[Collected data]
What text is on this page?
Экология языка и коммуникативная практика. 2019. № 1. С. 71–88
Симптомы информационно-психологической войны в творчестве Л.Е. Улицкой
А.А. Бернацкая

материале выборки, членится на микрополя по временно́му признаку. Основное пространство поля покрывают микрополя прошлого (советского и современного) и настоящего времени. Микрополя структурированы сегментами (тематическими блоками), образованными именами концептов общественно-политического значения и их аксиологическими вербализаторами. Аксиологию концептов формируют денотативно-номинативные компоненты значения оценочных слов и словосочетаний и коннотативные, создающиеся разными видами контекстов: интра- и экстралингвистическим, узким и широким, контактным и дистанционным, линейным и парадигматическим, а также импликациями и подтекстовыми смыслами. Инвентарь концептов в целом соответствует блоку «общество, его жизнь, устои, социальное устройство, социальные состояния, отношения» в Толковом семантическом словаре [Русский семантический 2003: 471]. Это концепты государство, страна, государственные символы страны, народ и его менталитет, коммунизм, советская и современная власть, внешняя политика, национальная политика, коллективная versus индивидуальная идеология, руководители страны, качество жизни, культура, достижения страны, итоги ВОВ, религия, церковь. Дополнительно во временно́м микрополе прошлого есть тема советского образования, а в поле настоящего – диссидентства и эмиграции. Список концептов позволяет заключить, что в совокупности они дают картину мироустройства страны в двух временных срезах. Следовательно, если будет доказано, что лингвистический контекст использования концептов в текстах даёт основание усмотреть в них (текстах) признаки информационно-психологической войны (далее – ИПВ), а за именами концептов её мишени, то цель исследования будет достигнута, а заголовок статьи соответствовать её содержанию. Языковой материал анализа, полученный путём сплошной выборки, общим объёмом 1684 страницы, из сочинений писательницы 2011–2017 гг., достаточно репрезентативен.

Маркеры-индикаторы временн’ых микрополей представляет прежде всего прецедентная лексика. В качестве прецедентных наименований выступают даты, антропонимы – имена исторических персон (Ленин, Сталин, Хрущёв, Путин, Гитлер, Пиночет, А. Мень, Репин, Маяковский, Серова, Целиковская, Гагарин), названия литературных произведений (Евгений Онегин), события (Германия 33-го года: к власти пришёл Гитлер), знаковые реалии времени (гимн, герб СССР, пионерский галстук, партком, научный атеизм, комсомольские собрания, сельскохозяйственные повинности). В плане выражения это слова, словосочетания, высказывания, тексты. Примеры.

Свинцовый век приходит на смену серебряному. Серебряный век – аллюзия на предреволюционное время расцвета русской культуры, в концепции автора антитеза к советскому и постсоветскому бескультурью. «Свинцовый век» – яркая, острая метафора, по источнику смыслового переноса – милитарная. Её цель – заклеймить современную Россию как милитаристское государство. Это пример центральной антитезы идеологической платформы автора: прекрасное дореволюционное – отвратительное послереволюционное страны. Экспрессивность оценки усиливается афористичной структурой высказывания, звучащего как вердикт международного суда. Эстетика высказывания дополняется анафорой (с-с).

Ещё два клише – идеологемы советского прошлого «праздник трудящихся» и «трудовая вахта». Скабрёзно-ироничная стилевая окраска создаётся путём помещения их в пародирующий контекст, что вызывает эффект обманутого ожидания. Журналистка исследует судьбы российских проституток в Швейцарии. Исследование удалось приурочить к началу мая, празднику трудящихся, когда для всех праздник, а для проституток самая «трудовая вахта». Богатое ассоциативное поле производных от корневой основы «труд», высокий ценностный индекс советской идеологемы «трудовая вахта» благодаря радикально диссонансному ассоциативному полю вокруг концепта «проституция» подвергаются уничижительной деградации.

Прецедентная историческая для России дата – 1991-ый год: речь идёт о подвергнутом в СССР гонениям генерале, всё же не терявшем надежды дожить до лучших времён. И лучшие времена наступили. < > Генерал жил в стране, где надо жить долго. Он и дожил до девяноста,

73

The problem:
Collect the lines of the data that carry the word "СССР".

Answer for this exercise:
Маркеры-индикаторы временн’ых микрополей представляет прежде всего прецедентная лексика. В качестве прецедентных наименований выступают даты, антропонимы – имена исторических персон (Ленин, Сталин, Хрущёв, Путин, Гитлер, Пиночет, А. Мень, Репин, Маяковский, Серова, Целиковская, Гагарин), названия литературных произведений (Евгений Онегин), события (Германия 33-го года: к власти пришёл Гитлер), знаковые реалии времени (гимн, герб СССР, пионерский галстук, партком, научный атеизм, комсомольские собрания, сельскохозяйственные повинности). В плане выражения это слова, словосочетания, высказывания, тексты. Примеры.
Прецедентная историческая для России дата – 1991-ый год: речь идёт о подвергнутом в СССР гонениям генерале, всё же не терявшем надежды дожить до лучших времён. И лучшие времена наступили. < > Генерал жил в стране, где надо жить долго. Он и дожил до девяноста,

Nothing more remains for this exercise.